### Job:
Pull out from the material below all lines with "Емлютина".

### Given data:
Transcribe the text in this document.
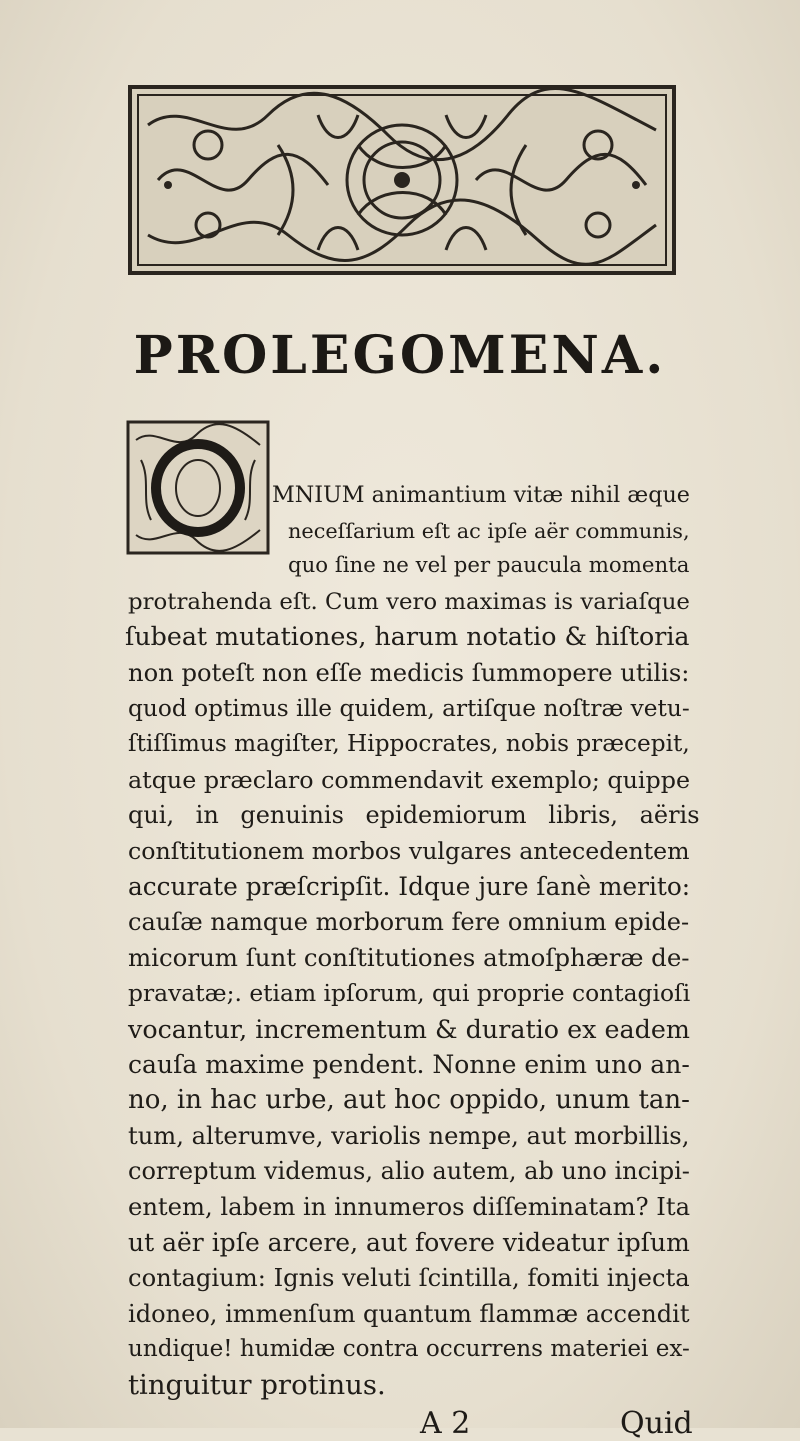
PROLEGOMENA.
MNIUM animantium vitæ nihil æque
neceſſarium eſt ac ipſe aër communis,
quo ſine ne vel per paucula momenta
protrahenda eſt. Cum vero maximas is variaſque
ſubeat mutationes, harum notatio & hiſtoria
non poteſt non eſſe medicis ſummopere utilis:
quod optimus ille quidem, artiſque noſtræ vetu-
ſtiſſimus magiſter, Hippocrates, nobis præcepit,
atque præclaro commendavit exemplo; quippe
qui, in genuinis epidemiorum libris, aëris
conſtitutionem morbos vulgares antecedentem
accurate præſcripſit. Idque jure ſanè merito:
cauſæ namque morborum fere omnium epide-
micorum ſunt conſtitutiones atmoſphæræ de-
pravatæ;. etiam ipſorum, qui proprie contagioſi
vocantur, incrementum & duratio ex eadem
cauſa maxime pendent. Nonne enim uno an-
no, in hac urbe, aut hoc oppido, unum tan-
tum, alterumve, variolis nempe, aut morbillis,
correptum videmus, alio autem, ab uno incipi-
entem, labem in innumeros diſſeminatam? Ita
ut aër ipſe arcere, aut fovere videatur ipſum
contagium: Ignis veluti ſcintilla, fomiti injecta
idoneo, immenſum quantum flammæ accendit
undique! humidæ contra occurrens materiei ex-
tinguitur protinus.
A 2	Quid
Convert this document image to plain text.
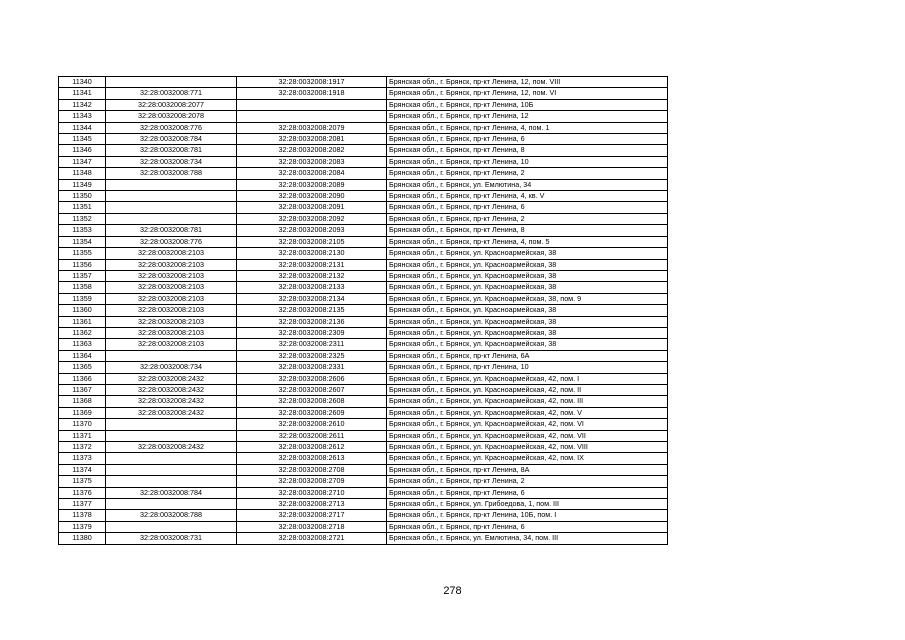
11340		32:28:0032008:1917	Брянская обл., г. Брянск, пр-кт Ленина, 12, пом. VIII
11341	32:28:0032008:771	32:28:0032008:1918	Брянская обл., г. Брянск, пр-кт Ленина, 12, пом. VI
11342	32:28:0032008:2077		Брянская обл., г. Брянск, пр-кт Ленина, 10Б
11343	32:28:0032008:2078		Брянская обл., г. Брянск, пр-кт Ленина, 12
11344	32:28:0032008:776	32:28:0032008:2079	Брянская обл., г. Брянск, пр-кт Ленина, 4, пом. 1
11345	32:28:0032008:784	32:28:0032008:2081	Брянская обл., г. Брянск, пр-кт Ленина, 6
11346	32:28:0032008:781	32:28:0032008:2082	Брянская обл., г. Брянск, пр-кт Ленина, 8
11347	32:28:0032008:734	32:28:0032008:2083	Брянская обл., г. Брянск, пр-кт Ленина, 10
11348	32:28:0032008:788	32:28:0032008:2084	Брянская обл., г. Брянск, пр-кт Ленина, 2
11349		32:28:0032008:2089	Брянская обл., г. Брянск, ул. Емлютина, 34
11350		32:28:0032008:2090	Брянская обл., г. Брянск, пр-кт Ленина, 4, кв. V
11351		32:28:0032008:2091	Брянская обл., г. Брянск, пр-кт Ленина, 6
11352		32:28:0032008:2092	Брянская обл., г. Брянск, пр-кт Ленина, 2
11353	32:28:0032008:781	32:28:0032008:2093	Брянская обл., г. Брянск, пр-кт Ленина, 8
11354	32:28:0032008:776	32:28:0032008:2105	Брянская обл., г. Брянск, пр-кт Ленина, 4, пом. 5
11355	32:28:0032008:2103	32:28:0032008:2130	Брянская обл., г. Брянск, ул. Красноармейская, 38
11356	32:28:0032008:2103	32:28:0032008:2131	Брянская обл., г. Брянск, ул. Красноармейская, 38
11357	32:28:0032008:2103	32:28:0032008:2132	Брянская обл., г. Брянск, ул. Красноармейская, 38
11358	32:28:0032008:2103	32:28:0032008:2133	Брянская обл., г. Брянск, ул. Красноармейская, 38
11359	32:28:0032008:2103	32:28:0032008:2134	Брянская обл., г. Брянск, ул. Красноармейская, 38, пом. 9
11360	32:28:0032008:2103	32:28:0032008:2135	Брянская обл., г. Брянск, ул. Красноармейская, 38
11361	32:28:0032008:2103	32:28:0032008:2136	Брянская обл., г. Брянск, ул. Красноармейская, 38
11362	32:28:0032008:2103	32:28:0032008:2309	Брянская обл., г. Брянск, ул. Красноармейская, 38
11363	32:28:0032008:2103	32:28:0032008:2311	Брянская обл., г. Брянск, ул. Красноармейская, 38
11364		32:28:0032008:2325	Брянская обл., г. Брянск, пр-кт Ленина, 6А
11365	32:28:0032008:734	32:28:0032008:2331	Брянская обл., г. Брянск, пр-кт Ленина, 10
11366	32:28:0032008:2432	32:28:0032008:2606	Брянская обл., г. Брянск, ул. Красноармейская, 42, пом. I
11367	32:28:0032008:2432	32:28:0032008:2607	Брянская обл., г. Брянск, ул. Красноармейская, 42, пом. II
11368	32:28:0032008:2432	32:28:0032008:2608	Брянская обл., г. Брянск, ул. Красноармейская, 42, пом. III
11369	32:28:0032008:2432	32:28:0032008:2609	Брянская обл., г. Брянск, ул. Красноармейская, 42, пом. V
11370		32:28:0032008:2610	Брянская обл., г. Брянск, ул. Красноармейская, 42, пом. VI
11371		32:28:0032008:2611	Брянская обл., г. Брянск, ул. Красноармейская, 42, пом. VII
11372	32:28:0032008:2432	32:28:0032008:2612	Брянская обл., г. Брянск, ул. Красноармейская, 42, пом. VIII
11373		32:28:0032008:2613	Брянская обл., г. Брянск, ул. Красноармейская, 42, пом. IX
11374		32:28:0032008:2708	Брянская обл., г. Брянск, пр-кт Ленина, 8А
11375		32:28:0032008:2709	Брянская обл., г. Брянск, пр-кт Ленина, 2
11376	32:28:0032008:784	32:28:0032008:2710	Брянская обл., г. Брянск, пр-кт Ленина, 6
11377		32:28:0032008:2713	Брянская обл., г. Брянск, ул. Грибоедова, 1, пом. III
11378	32:28:0032008:788	32:28:0032008:2717	Брянская обл., г. Брянск, пр-кт Ленина, 10Б, пом. I
11379		32:28:0032008:2718	Брянская обл., г. Брянск, пр-кт Ленина, 6
11380	32:28:0032008:731	32:28:0032008:2721	Брянская обл., г. Брянск, ул. Емлютина, 34, пом. III
278
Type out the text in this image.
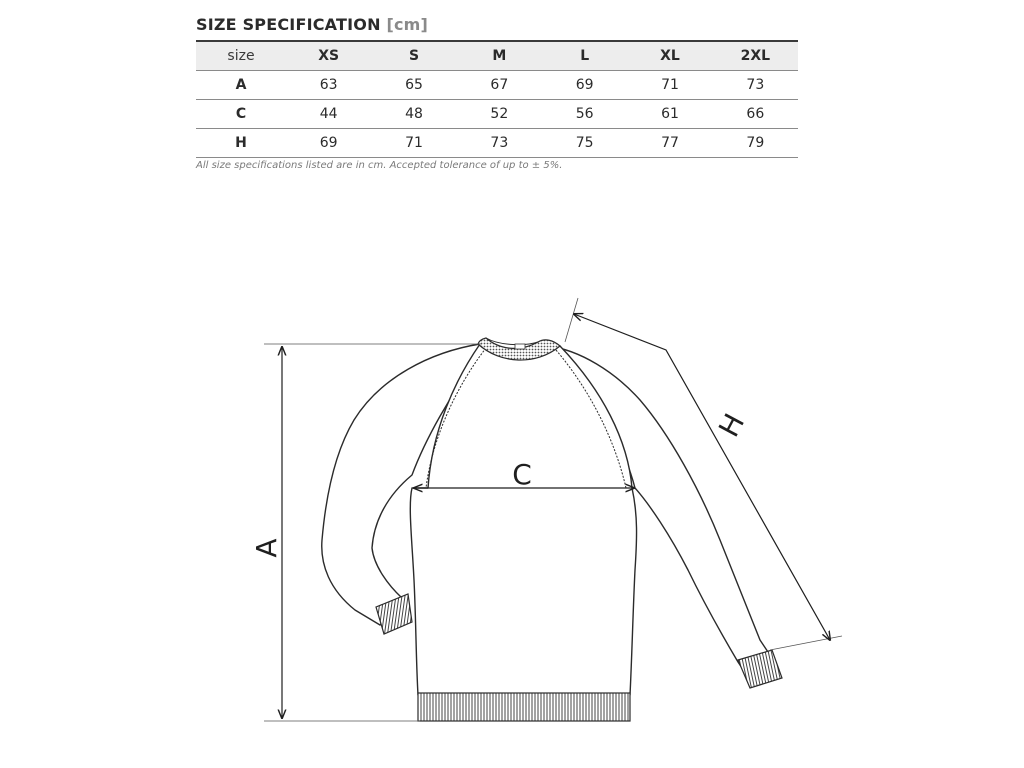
SIZE SPECIFICATION [cm]
size	XS	S	M	L	XL	2XL
A	63	65	67	69	71	73
C	44	48	52	56	61	66
H	69	71	73	75	77	79

All size specifications listed are in cm. Accepted tolerance of up to ± 5%.

A
C
H
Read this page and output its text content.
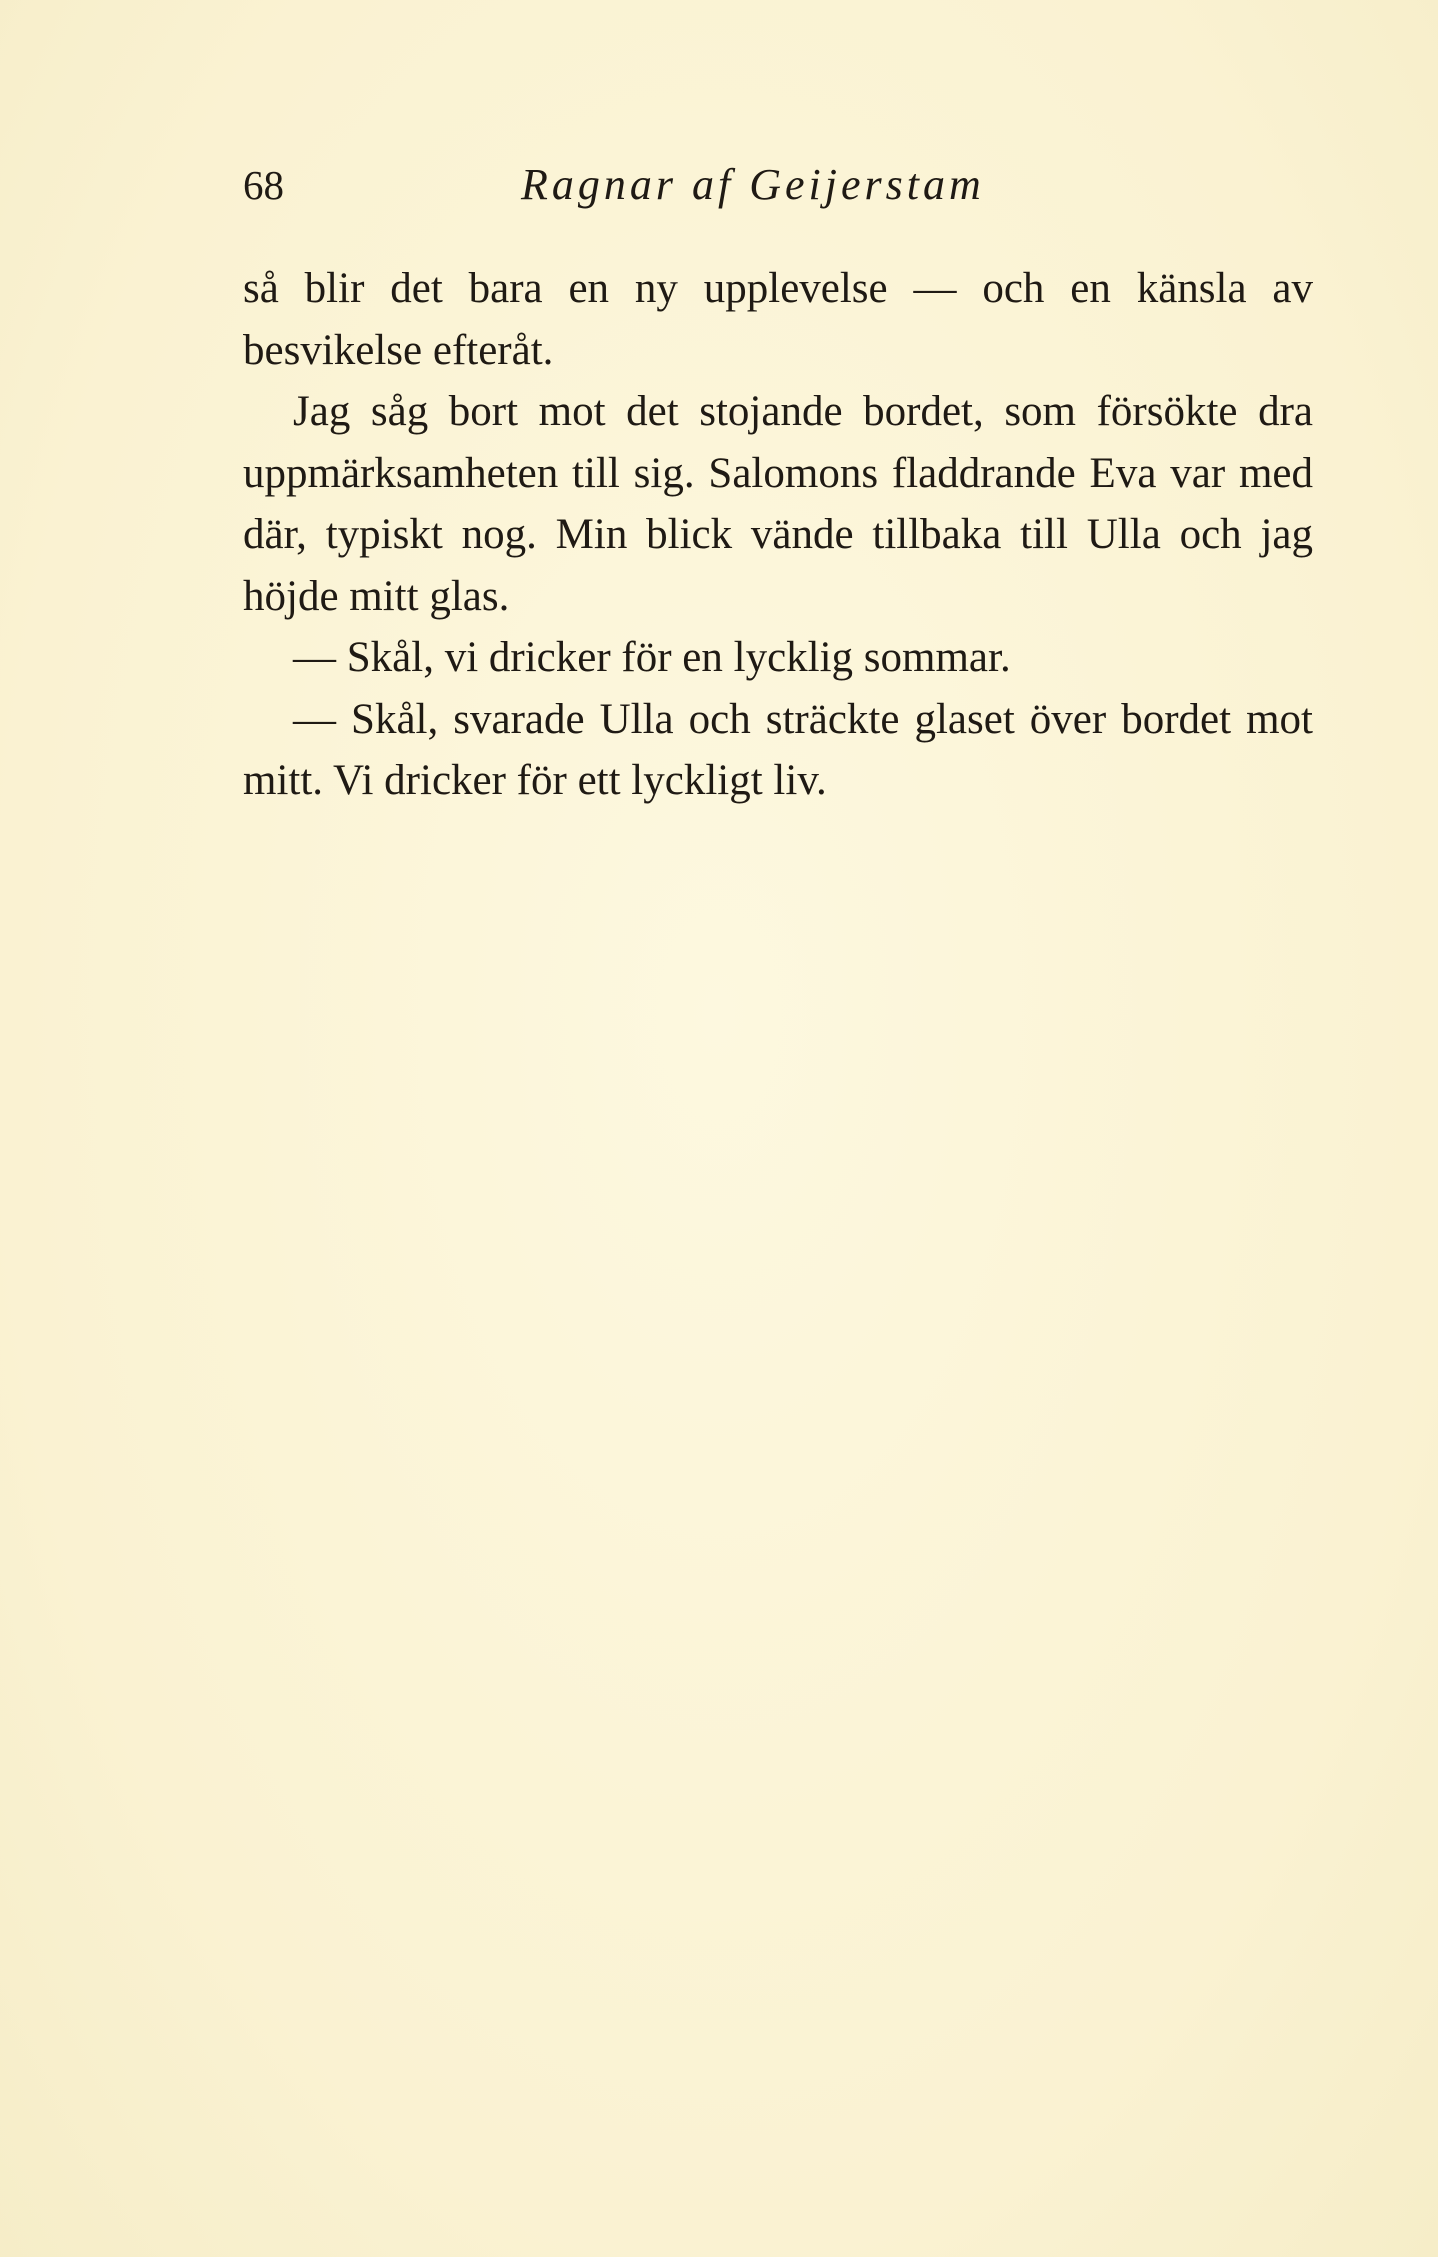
68	Ragnar af Geijerstam

så blir det bara en ny upplevelse — och en känsla av besvikelse efteråt.

Jag såg bort mot det stojande bordet, som försökte dra uppmärksamheten till sig. Salomons fladdrande Eva var med där, typiskt nog. Min blick vände tillbaka till Ulla och jag höjde mitt glas.

— Skål, vi dricker för en lycklig sommar.

— Skål, svarade Ulla och sträckte glaset över bordet mot mitt. Vi dricker för ett lyckligt liv.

### Correct result:
11349		32:28:0032008:2089	Брянская обл., г. Брянск, ул. Емлютина, 34
11380	32:28:0032008:731	32:28:0032008:2721	Брянская обл., г. Брянск, ул. Емлютина, 34, пом. III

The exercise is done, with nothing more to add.